### WHAT YOU HAVE TO DO
Look through the data below. Collect every line where the word "定值电阻" occurs.

-- start DATA EXCERPTS --

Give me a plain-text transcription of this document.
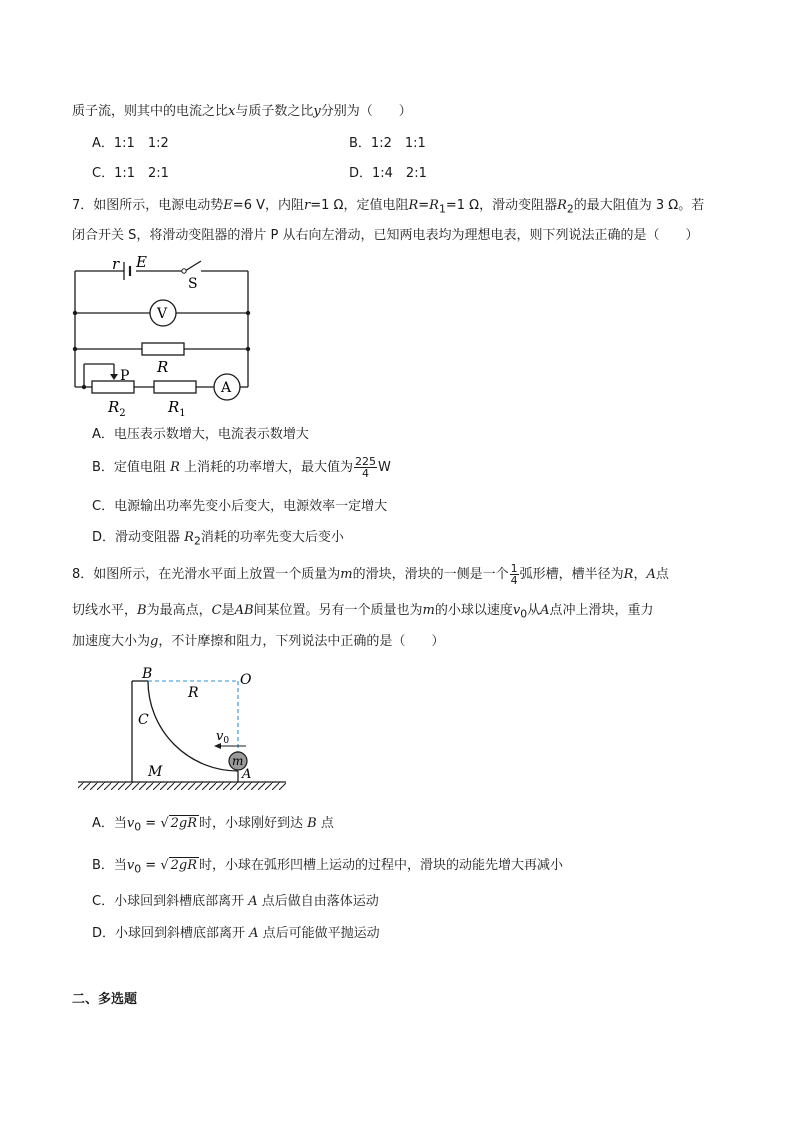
质子流，则其中的电流之比x与质子数之比y分别为（　　）
A．1:1　1:2	B．1:2　1:1
C．1:1　2:1	D．1:4　2:1
7．如图所示，电源电动势E=6 V，内阻r=1 Ω，定值电阻$R=R_1=1$ Ω，滑动变阻器$R_2$的最大阻值为 3 Ω。若
闭合开关 S，将滑动变阻器的滑片 P 从右向左滑动，已知两电表均为理想电表，则下列说法正确的是（　　）
r E
S
V
R
P
$R_2$	$R_1$
A
A．电压表示数增大，电流表示数增大
B．定值电阻 R 上消耗的功率增大，最大值为 $\frac{225}{4}$ W
C．电源输出功率先变小后变大，电源效率一定增大
D．滑动变阻器 $R_2$消耗的功率先变大后变小
8．如图所示，在光滑水平面上放置一个质量为m的滑块，滑块的一侧是一个 $\frac{1}{4}$ 弧形槽，槽半径为R，A点
切线水平，B为最高点，C是AB间某位置。另有一个质量也为m的小球以速度$v_0$从A点冲上滑块，重力
加速度大小为g，不计摩擦和阻力，下列说法中正确的是（　　）
B
R
O
C
$v_0$
M
m
A
A．当$v_0$ = √ 2gR 时，小球刚好到达 B 点
B．当$v_0$ = √ 2gR 时，小球在弧形凹槽上运动的过程中，滑块的动能先增大再减小
C．小球回到斜槽底部离开 A 点后做自由落体运动
D．小球回到斜槽底部离开 A 点后可能做平抛运动
二、多选题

-- end DATA EXCERPTS --

### SOLUTION FOR THIS TASK
7．如图所示，电源电动势E=6 V，内阻r=1 Ω，定值电阻$R=R_1=1$ Ω，滑动变阻器$R_2$的最大阻值为 3 Ω。若
B．定值电阻 R 上消耗的功率增大，最大值为 $\frac{225}{4}$ W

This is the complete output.